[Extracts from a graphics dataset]
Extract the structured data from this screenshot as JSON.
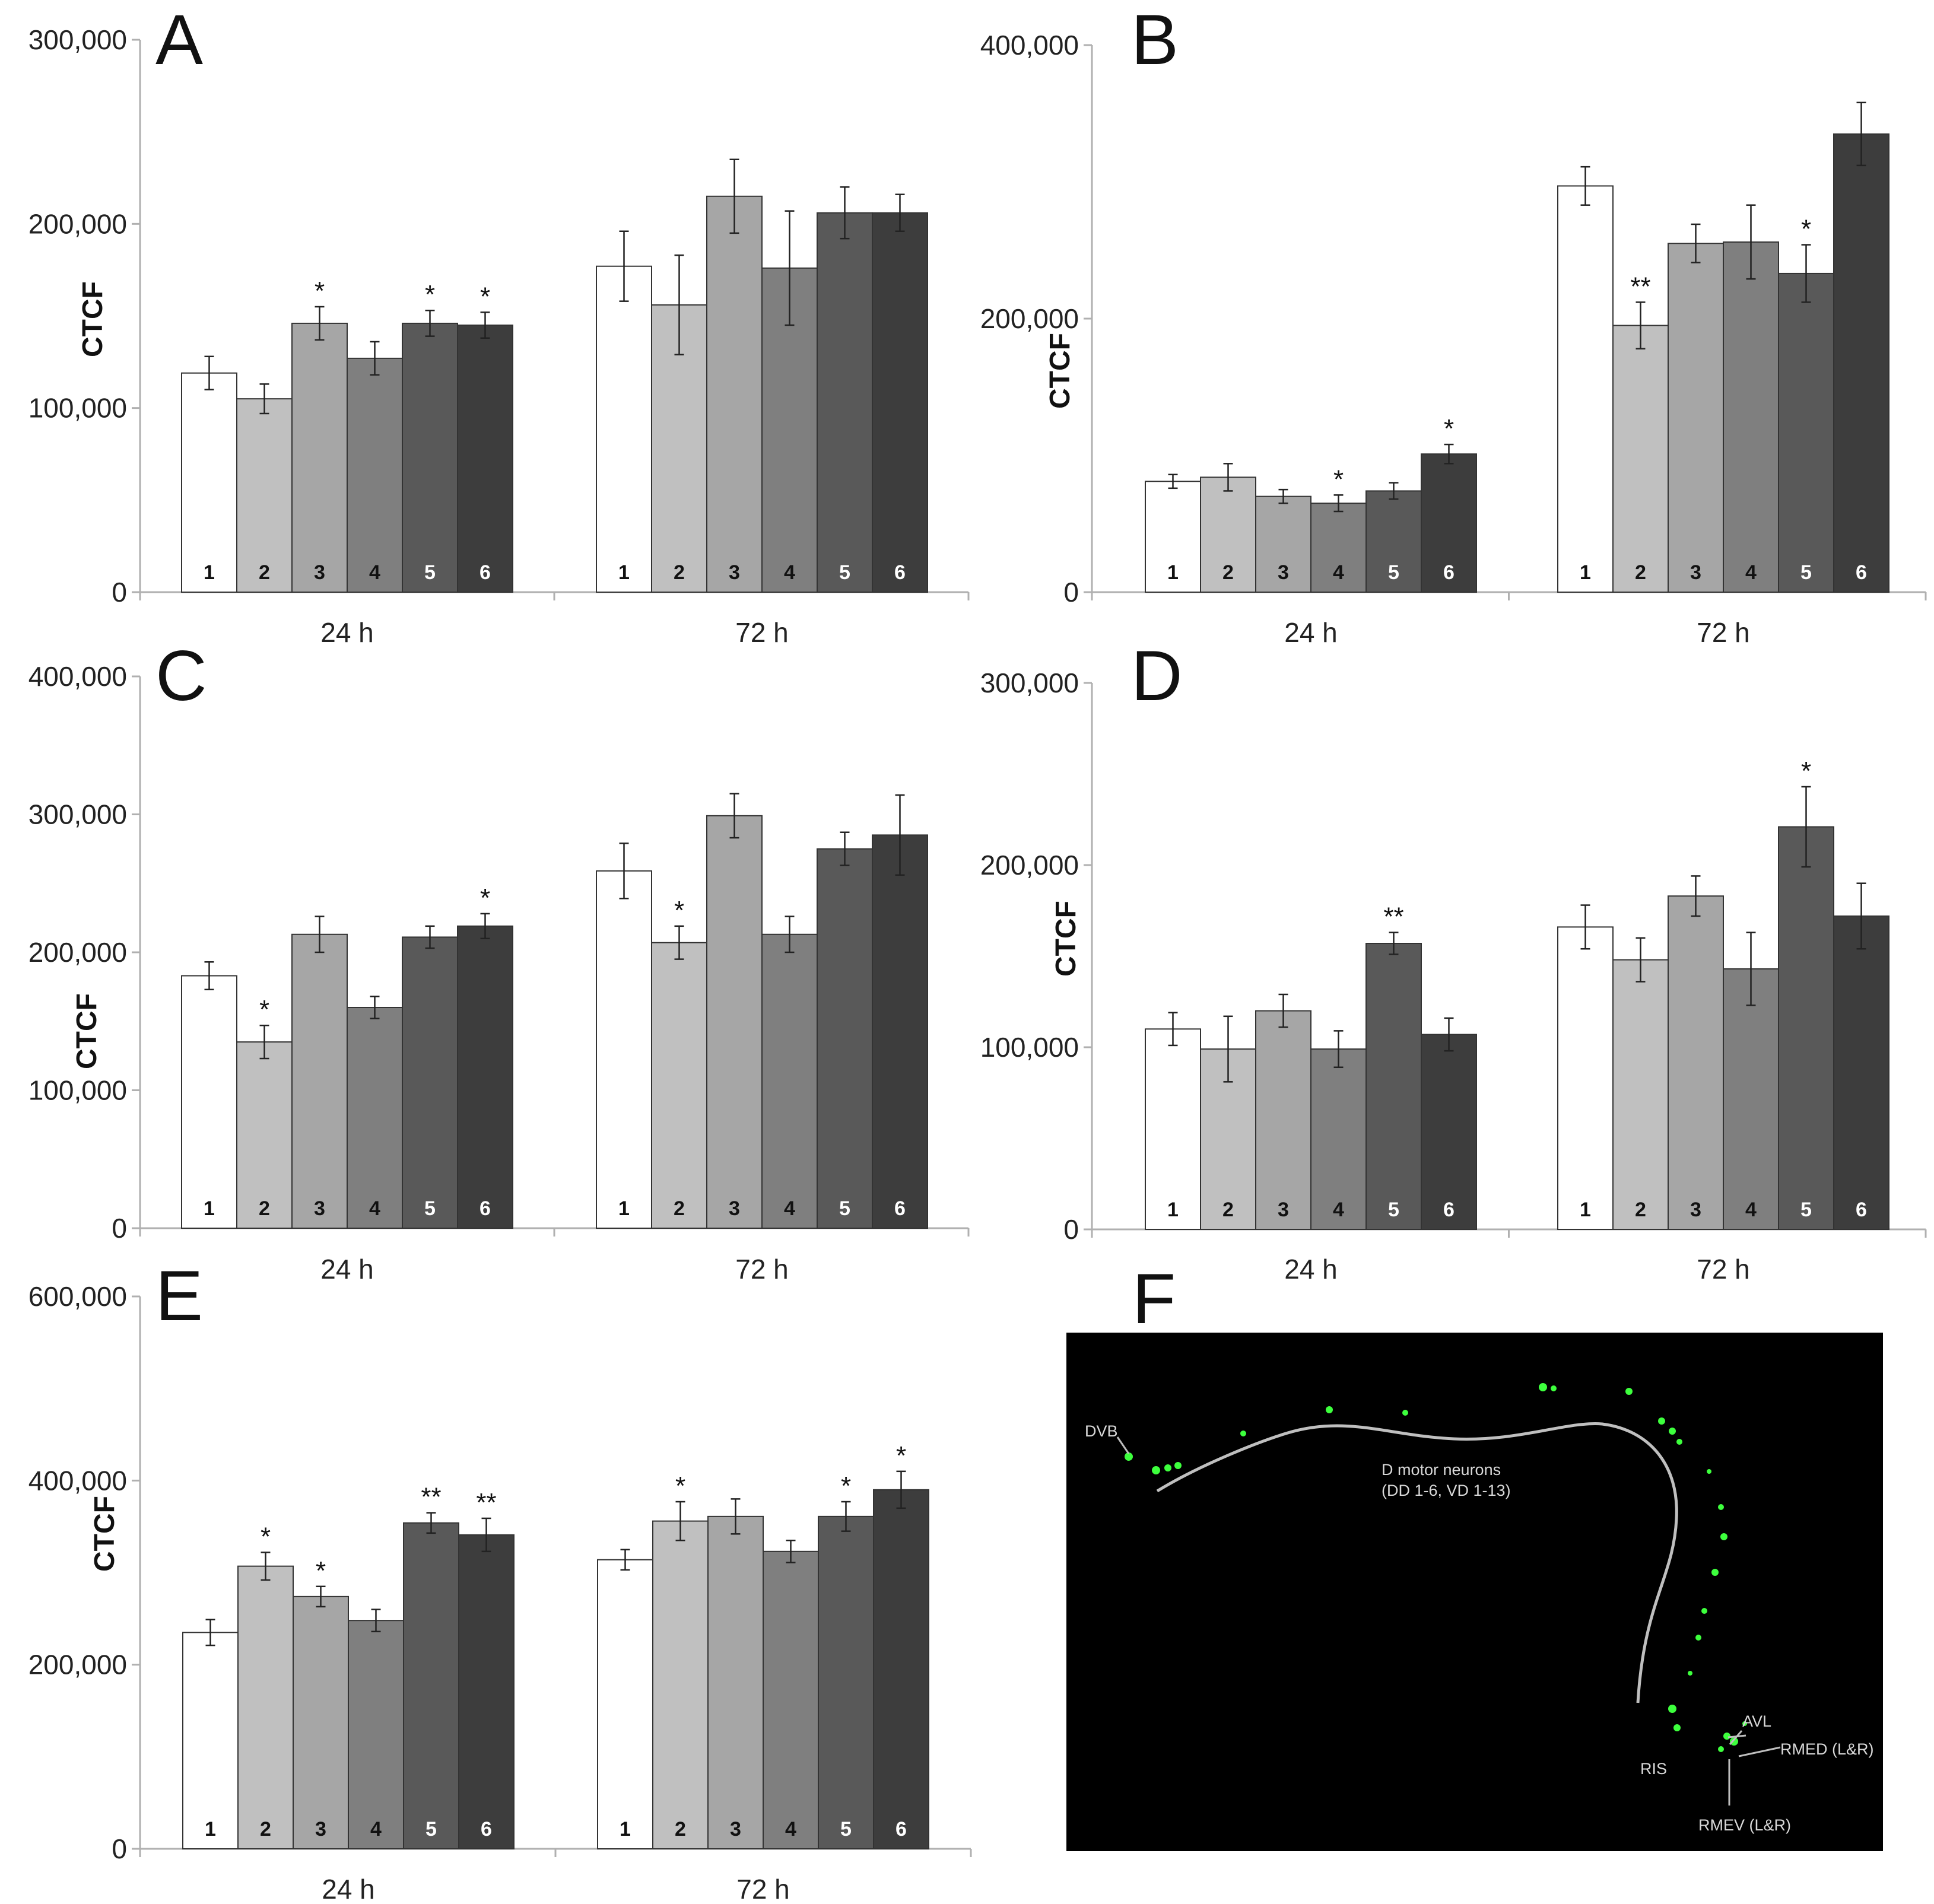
{
  "colors": {
    "bars": [
      "#ffffff",
      "#c0c0c0",
      "#a6a6a6",
      "#7f7f7f",
      "#595959",
      "#3d3d3d"
    ],
    "bar_outline": "#333333",
    "axis": "#b0b0b0",
    "micro_bg": "#000000",
    "neuron": "#3dff3d",
    "line": "#bfbfbf"
  },
  "axis_title": "CTCF",
  "chart_data": [
    {
      "panel": "A",
      "type": "bar",
      "groups": [
        "24 h",
        "72 h"
      ],
      "bar_labels": [
        "1",
        "2",
        "3",
        "4",
        "5",
        "6"
      ],
      "ylabel": "CTCF",
      "ylim": [
        0,
        300000
      ],
      "yticks": [
        0,
        100000,
        200000,
        300000
      ],
      "ytick_labels": [
        "0",
        "100,000",
        "200,000",
        "300,000"
      ],
      "values": [
        [
          119000,
          105000,
          146000,
          127000,
          146000,
          145000
        ],
        [
          177000,
          156000,
          215000,
          176000,
          206000,
          206000
        ]
      ],
      "errors": [
        [
          9000,
          8000,
          9000,
          9000,
          7000,
          7000
        ],
        [
          19000,
          27000,
          20000,
          31000,
          14000,
          10000
        ]
      ],
      "sig": [
        [
          "",
          "",
          "*",
          "",
          "*",
          "*"
        ],
        [
          "",
          "",
          "",
          "",
          "",
          ""
        ]
      ]
    },
    {
      "panel": "B",
      "type": "bar",
      "groups": [
        "24 h",
        "72 h"
      ],
      "bar_labels": [
        "1",
        "2",
        "3",
        "4",
        "5",
        "6"
      ],
      "ylabel": "CTCF",
      "ylim": [
        0,
        400000
      ],
      "yticks": [
        0,
        200000,
        400000
      ],
      "ytick_labels": [
        "0",
        "200,000",
        "400,000"
      ],
      "values": [
        [
          81000,
          84000,
          70000,
          65000,
          74000,
          101000
        ],
        [
          297000,
          195000,
          255000,
          256000,
          233000,
          335000
        ]
      ],
      "errors": [
        [
          5000,
          10000,
          5000,
          6000,
          6000,
          7000
        ],
        [
          14000,
          17000,
          14000,
          27000,
          21000,
          23000
        ]
      ],
      "sig": [
        [
          "",
          "",
          "",
          "*",
          "",
          "*"
        ],
        [
          "",
          "**",
          "",
          "",
          "*",
          ""
        ]
      ]
    },
    {
      "panel": "C",
      "type": "bar",
      "groups": [
        "24 h",
        "72 h"
      ],
      "bar_labels": [
        "1",
        "2",
        "3",
        "4",
        "5",
        "6"
      ],
      "ylabel": "CTCF",
      "ylim": [
        0,
        400000
      ],
      "yticks": [
        0,
        100000,
        200000,
        300000,
        400000
      ],
      "ytick_labels": [
        "0",
        "100,000",
        "200,000",
        "300,000",
        "400,000"
      ],
      "values": [
        [
          183000,
          135000,
          213000,
          160000,
          211000,
          219000
        ],
        [
          259000,
          207000,
          299000,
          213000,
          275000,
          285000
        ]
      ],
      "errors": [
        [
          10000,
          12000,
          13000,
          8000,
          8000,
          9000
        ],
        [
          20000,
          12000,
          16000,
          13000,
          12000,
          29000
        ]
      ],
      "sig": [
        [
          "",
          "*",
          "",
          "",
          "",
          "*"
        ],
        [
          "",
          "*",
          "",
          "",
          "",
          ""
        ]
      ]
    },
    {
      "panel": "D",
      "type": "bar",
      "groups": [
        "24 h",
        "72 h"
      ],
      "bar_labels": [
        "1",
        "2",
        "3",
        "4",
        "5",
        "6"
      ],
      "ylabel": "CTCF",
      "ylim": [
        0,
        300000
      ],
      "yticks": [
        0,
        100000,
        200000,
        300000
      ],
      "ytick_labels": [
        "0",
        "100,000",
        "200,000",
        "300,000"
      ],
      "values": [
        [
          110000,
          99000,
          120000,
          99000,
          157000,
          107000
        ],
        [
          166000,
          148000,
          183000,
          143000,
          221000,
          172000
        ]
      ],
      "errors": [
        [
          9000,
          18000,
          9000,
          10000,
          6000,
          9000
        ],
        [
          12000,
          12000,
          11000,
          20000,
          22000,
          18000
        ]
      ],
      "sig": [
        [
          "",
          "",
          "",
          "",
          "**",
          ""
        ],
        [
          "",
          "",
          "",
          "",
          "*",
          ""
        ]
      ]
    },
    {
      "panel": "E",
      "type": "bar",
      "groups": [
        "24 h",
        "72 h"
      ],
      "bar_labels": [
        "1",
        "2",
        "3",
        "4",
        "5",
        "6"
      ],
      "ylabel": "CTCF",
      "ylim": [
        0,
        600000
      ],
      "yticks": [
        0,
        200000,
        400000,
        600000
      ],
      "ytick_labels": [
        "0",
        "200,000",
        "400,000",
        "600,000"
      ],
      "values": [
        [
          235000,
          307000,
          274000,
          248000,
          354000,
          341000
        ],
        [
          314000,
          356000,
          361000,
          323000,
          361000,
          390000
        ]
      ],
      "errors": [
        [
          14000,
          15000,
          11000,
          12000,
          11000,
          18000
        ],
        [
          11000,
          21000,
          19000,
          12000,
          16000,
          20000
        ]
      ],
      "sig": [
        [
          "",
          "*",
          "*",
          "",
          "**",
          "**"
        ],
        [
          "",
          "*",
          "",
          "",
          "*",
          "*"
        ]
      ]
    }
  ],
  "micrograph": {
    "panel": "F",
    "labels": {
      "dvb": "DVB",
      "d_motor_1": "D motor neurons",
      "d_motor_2": "(DD 1-6, VD 1-13)",
      "avl": "AVL",
      "rmed": "RMED (L&R)",
      "ris": "RIS",
      "rmev": "RMEV (L&R)"
    }
  }
}
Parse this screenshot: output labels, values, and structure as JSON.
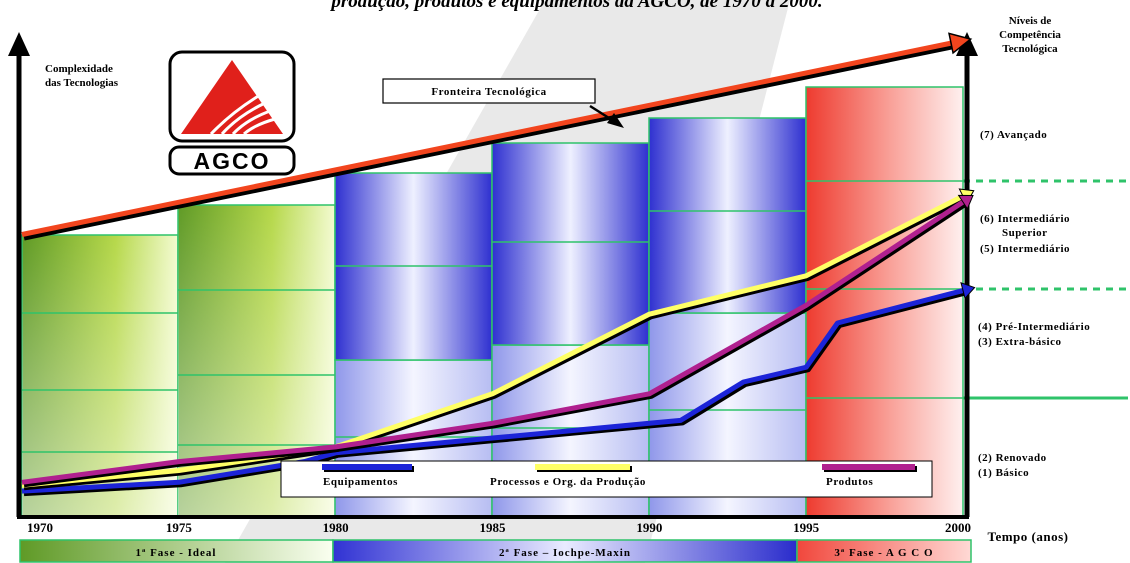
{
  "title_fragment": "produção, produtos e equipamentos da AGCO, de 1970 a 2000.",
  "logo": {
    "text": "AGCO",
    "color": "#e0201b"
  },
  "left_axis_label": [
    "Complexidade",
    "das Tecnologias"
  ],
  "right_axis_label": [
    "Níveis de",
    "Competência",
    "Tecnológica"
  ],
  "x_axis_label": "Tempo (anos)",
  "frontier_label": "Fronteira Tecnológica",
  "levels": [
    {
      "lines": [
        "(7) Avançado"
      ]
    },
    {
      "lines": [
        "(6) Intermediário",
        "Superior",
        "(5) Intermediário"
      ]
    },
    {
      "lines": [
        "(4) Pré-Intermediário",
        "(3) Extra-básico"
      ]
    },
    {
      "lines": [
        "(2) Renovado",
        "(1) Básico"
      ]
    }
  ],
  "phases": [
    {
      "label": "1ª Fase - Ideal",
      "color": "#6aa82a"
    },
    {
      "label": "2ª Fase – Iochpe-Maxin",
      "color": "#2d2fcf"
    },
    {
      "label": "3ª Fase - A G C O",
      "color": "#ee4036"
    }
  ],
  "chart_data": {
    "type": "line",
    "x_ticks": [
      "1970",
      "1975",
      "1980",
      "1985",
      "1990",
      "1995",
      "2000"
    ],
    "series": [
      {
        "name": "Equipamentos",
        "color": "#1c24d8",
        "points": [
          [
            1970,
            0.3
          ],
          [
            1975,
            0.6
          ],
          [
            1979,
            1.3
          ],
          [
            1980,
            1.6
          ],
          [
            1985,
            2.1
          ],
          [
            1990,
            2.6
          ],
          [
            1991,
            2.7
          ],
          [
            1993,
            4.0
          ],
          [
            1995,
            4.5
          ],
          [
            1996,
            6.0
          ],
          [
            2000,
            7.1
          ]
        ]
      },
      {
        "name": "Processos e Org. da Produção",
        "color": "#ffff66",
        "points": [
          [
            1970,
            0.5
          ],
          [
            1975,
            1.0
          ],
          [
            1980,
            1.8
          ],
          [
            1985,
            3.6
          ],
          [
            1990,
            6.3
          ],
          [
            1995,
            7.6
          ],
          [
            2000,
            10.3
          ]
        ]
      },
      {
        "name": "Produtos",
        "color": "#b0208f",
        "points": [
          [
            1970,
            0.6
          ],
          [
            1975,
            1.3
          ],
          [
            1980,
            1.8
          ],
          [
            1985,
            2.6
          ],
          [
            1990,
            3.6
          ],
          [
            1995,
            6.6
          ],
          [
            2000,
            10.1
          ]
        ]
      }
    ],
    "frontier_points": [
      [
        1970,
        9.0
      ],
      [
        2000,
        15.5
      ]
    ]
  }
}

Job:
Look over the listing above. Pick out and copy every line that includes "AGCO".

Answer to the exercise:
  "title_fragment": "produção, produtos e equipamentos da AGCO, de 1970 a 2000.",
    "text": "AGCO",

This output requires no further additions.